Written exercise: Identify the line that contains "What's the underlying" in the material. Output it and every line after it, unchanged, through the end.

Extracted entries:
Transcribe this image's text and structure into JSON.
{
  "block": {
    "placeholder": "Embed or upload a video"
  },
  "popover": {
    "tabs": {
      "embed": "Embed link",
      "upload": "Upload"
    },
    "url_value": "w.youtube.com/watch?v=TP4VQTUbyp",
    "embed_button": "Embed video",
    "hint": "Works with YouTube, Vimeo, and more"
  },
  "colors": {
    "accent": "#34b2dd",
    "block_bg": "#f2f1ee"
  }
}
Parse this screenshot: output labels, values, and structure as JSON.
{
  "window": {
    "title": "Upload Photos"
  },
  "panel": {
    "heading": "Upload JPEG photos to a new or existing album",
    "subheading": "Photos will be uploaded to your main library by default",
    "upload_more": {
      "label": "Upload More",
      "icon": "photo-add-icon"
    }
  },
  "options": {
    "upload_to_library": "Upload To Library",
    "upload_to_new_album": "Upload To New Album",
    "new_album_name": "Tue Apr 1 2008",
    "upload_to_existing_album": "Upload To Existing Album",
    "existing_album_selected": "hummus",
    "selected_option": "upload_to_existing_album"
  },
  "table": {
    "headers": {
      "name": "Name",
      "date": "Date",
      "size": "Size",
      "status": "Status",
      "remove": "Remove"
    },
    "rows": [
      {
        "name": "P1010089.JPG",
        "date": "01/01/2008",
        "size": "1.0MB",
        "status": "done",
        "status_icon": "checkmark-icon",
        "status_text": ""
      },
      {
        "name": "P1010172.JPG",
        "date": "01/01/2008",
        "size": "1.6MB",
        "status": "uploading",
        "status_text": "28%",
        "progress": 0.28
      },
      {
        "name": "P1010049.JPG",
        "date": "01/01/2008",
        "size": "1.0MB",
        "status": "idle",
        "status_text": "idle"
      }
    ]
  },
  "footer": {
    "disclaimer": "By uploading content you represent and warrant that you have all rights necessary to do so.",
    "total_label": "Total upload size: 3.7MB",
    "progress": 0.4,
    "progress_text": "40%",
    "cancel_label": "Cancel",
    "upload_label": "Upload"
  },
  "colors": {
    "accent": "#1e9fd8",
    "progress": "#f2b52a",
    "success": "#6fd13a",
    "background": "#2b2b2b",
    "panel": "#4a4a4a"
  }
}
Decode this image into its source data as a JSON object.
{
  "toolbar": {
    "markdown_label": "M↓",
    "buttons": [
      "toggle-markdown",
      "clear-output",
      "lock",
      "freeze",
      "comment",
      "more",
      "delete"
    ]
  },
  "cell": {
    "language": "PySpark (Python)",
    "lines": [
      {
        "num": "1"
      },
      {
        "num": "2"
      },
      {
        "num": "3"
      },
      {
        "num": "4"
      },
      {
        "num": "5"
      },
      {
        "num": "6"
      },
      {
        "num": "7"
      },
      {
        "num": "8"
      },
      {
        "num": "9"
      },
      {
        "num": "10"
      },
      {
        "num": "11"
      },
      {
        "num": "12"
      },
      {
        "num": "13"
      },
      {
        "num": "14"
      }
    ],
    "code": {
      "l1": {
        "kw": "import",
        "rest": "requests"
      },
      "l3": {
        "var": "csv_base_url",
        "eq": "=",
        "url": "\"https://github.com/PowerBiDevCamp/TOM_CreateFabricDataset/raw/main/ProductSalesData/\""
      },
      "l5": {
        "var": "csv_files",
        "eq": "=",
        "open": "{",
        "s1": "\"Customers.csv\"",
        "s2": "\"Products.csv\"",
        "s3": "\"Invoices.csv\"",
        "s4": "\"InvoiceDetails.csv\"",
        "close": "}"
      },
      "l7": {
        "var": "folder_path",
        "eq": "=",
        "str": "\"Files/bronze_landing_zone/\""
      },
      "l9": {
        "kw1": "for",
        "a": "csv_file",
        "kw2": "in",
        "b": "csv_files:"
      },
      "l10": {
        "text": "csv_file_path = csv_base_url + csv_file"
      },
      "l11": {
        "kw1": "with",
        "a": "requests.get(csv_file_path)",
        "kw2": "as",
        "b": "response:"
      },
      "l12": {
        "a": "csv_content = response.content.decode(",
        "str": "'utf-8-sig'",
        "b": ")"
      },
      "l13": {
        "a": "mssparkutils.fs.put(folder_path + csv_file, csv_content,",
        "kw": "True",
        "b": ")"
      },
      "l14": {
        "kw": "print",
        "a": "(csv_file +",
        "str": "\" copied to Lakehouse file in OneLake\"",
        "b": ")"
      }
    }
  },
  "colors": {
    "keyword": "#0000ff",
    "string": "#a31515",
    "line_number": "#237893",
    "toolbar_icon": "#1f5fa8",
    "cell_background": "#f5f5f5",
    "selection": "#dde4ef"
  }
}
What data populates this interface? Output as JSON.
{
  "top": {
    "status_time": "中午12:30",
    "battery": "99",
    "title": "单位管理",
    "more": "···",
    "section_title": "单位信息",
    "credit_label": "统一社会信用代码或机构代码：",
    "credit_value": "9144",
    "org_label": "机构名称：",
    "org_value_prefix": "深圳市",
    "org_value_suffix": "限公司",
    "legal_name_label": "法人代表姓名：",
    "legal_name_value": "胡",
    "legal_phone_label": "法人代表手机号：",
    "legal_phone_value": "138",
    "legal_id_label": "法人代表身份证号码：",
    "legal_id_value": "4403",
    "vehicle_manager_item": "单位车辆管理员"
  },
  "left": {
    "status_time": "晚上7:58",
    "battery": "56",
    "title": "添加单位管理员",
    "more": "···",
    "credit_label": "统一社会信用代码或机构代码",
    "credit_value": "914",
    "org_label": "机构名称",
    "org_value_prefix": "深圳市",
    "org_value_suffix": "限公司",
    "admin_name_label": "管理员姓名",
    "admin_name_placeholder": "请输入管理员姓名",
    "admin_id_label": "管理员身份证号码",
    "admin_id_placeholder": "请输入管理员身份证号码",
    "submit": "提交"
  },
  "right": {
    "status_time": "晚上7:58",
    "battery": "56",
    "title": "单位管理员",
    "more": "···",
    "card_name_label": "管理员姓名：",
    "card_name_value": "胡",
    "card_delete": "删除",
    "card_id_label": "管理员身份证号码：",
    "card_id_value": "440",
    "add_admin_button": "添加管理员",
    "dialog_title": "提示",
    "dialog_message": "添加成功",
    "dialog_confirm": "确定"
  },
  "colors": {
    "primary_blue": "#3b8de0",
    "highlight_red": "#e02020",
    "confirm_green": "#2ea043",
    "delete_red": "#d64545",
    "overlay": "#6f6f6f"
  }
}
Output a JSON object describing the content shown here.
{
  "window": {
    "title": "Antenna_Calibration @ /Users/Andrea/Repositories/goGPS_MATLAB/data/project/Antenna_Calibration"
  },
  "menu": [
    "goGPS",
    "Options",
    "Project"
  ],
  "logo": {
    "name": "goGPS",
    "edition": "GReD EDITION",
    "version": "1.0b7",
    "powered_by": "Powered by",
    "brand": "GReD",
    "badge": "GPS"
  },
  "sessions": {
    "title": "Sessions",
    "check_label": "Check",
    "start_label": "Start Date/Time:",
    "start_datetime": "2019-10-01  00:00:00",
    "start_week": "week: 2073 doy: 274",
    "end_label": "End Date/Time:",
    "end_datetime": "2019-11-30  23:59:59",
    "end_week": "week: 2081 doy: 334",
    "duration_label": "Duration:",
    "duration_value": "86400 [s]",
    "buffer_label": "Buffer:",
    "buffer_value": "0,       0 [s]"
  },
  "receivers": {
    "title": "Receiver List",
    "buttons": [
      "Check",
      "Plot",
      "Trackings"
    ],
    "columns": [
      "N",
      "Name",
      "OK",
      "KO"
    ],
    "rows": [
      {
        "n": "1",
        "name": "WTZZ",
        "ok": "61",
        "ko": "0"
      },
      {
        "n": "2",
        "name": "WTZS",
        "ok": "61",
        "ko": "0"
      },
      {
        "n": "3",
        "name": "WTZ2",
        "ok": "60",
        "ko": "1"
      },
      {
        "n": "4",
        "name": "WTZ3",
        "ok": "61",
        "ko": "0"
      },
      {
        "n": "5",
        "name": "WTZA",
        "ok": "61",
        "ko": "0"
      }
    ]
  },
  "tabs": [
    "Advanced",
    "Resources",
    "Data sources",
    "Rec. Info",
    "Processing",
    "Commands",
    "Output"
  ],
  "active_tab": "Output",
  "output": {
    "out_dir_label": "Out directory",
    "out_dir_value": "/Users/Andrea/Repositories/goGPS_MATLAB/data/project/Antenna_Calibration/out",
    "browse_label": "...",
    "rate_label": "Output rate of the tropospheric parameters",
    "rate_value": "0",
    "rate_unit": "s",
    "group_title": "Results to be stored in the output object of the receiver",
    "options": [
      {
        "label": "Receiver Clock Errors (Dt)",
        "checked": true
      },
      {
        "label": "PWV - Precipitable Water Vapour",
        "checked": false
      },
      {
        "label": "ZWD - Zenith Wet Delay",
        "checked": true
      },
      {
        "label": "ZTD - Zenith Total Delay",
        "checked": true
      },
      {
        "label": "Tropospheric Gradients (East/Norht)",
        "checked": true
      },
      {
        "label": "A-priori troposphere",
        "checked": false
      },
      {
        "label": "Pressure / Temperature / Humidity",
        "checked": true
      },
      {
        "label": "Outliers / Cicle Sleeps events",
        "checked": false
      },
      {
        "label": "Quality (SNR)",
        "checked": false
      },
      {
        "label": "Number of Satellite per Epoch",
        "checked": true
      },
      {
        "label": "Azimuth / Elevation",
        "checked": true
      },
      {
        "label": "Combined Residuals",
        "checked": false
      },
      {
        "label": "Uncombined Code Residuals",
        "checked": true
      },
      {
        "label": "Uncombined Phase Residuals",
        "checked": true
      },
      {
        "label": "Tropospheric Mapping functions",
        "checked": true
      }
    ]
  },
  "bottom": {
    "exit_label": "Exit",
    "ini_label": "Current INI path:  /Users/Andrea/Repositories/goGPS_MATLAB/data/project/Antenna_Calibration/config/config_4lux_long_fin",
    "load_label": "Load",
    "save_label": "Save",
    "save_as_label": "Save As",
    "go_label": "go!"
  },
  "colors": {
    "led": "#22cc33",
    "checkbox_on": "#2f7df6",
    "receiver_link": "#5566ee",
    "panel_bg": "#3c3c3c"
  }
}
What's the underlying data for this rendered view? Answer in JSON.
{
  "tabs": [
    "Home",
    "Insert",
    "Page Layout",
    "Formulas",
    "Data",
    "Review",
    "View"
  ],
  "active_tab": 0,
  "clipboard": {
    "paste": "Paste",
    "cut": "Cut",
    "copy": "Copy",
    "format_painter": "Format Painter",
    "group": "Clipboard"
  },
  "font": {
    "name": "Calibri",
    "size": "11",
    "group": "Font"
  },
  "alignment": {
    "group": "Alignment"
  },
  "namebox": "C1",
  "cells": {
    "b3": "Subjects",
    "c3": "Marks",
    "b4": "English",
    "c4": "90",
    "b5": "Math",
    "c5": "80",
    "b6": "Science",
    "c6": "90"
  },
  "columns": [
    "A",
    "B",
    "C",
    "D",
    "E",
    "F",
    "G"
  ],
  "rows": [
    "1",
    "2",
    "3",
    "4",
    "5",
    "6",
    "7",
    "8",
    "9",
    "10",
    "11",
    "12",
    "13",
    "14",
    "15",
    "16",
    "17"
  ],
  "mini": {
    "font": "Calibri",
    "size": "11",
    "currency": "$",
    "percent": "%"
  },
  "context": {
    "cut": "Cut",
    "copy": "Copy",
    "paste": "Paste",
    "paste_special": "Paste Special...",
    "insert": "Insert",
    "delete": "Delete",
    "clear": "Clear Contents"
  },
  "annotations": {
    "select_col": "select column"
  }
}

Reply:
What's the underlying data for this rendered view? Answer in JSON.
{
  "tabs": [
    "Home",
    "Insert",
    "Page Layout",
    "Formulas",
    "Data",
    "Review",
    "View"
  ],
  "active_tab": 0,
  "clipboard": {
    "paste": "Paste",
    "cut": "Cut",
    "copy": "Copy",
    "format_painter": "Format Painter",
    "group": "Clipboard"
  },
  "font": {
    "name": "Calibri",
    "size": "11",
    "group": "Font"
  },
  "alignment": {
    "group": "Alignment"
  },
  "namebox": "C1",
  "cells": {
    "b3": "Subjects",
    "c3": "Marks",
    "b4": "English",
    "c4": "90",
    "b5": "Math",
    "c5": "80",
    "b6": "Science",
    "c6": "90"
  },
  "columns": [
    "A",
    "B",
    "C",
    "D",
    "E",
    "F",
    "G"
  ],
  "rows": [
    "1",
    "2",
    "3",
    "4",
    "5",
    "6",
    "7",
    "8",
    "9",
    "10",
    "11",
    "12",
    "13",
    "14",
    "15",
    "16",
    "17"
  ],
  "mini": {
    "font": "Calibri",
    "size": "11",
    "currency": "$",
    "percent": "%"
  },
  "context": {
    "cut": "Cut",
    "copy": "Copy",
    "paste": "Paste",
    "paste_special": "Paste Special...",
    "insert": "Insert",
    "delete": "Delete",
    "clear": "Clear Contents"
  },
  "annotations": {
    "select_col": "select column"
  }
}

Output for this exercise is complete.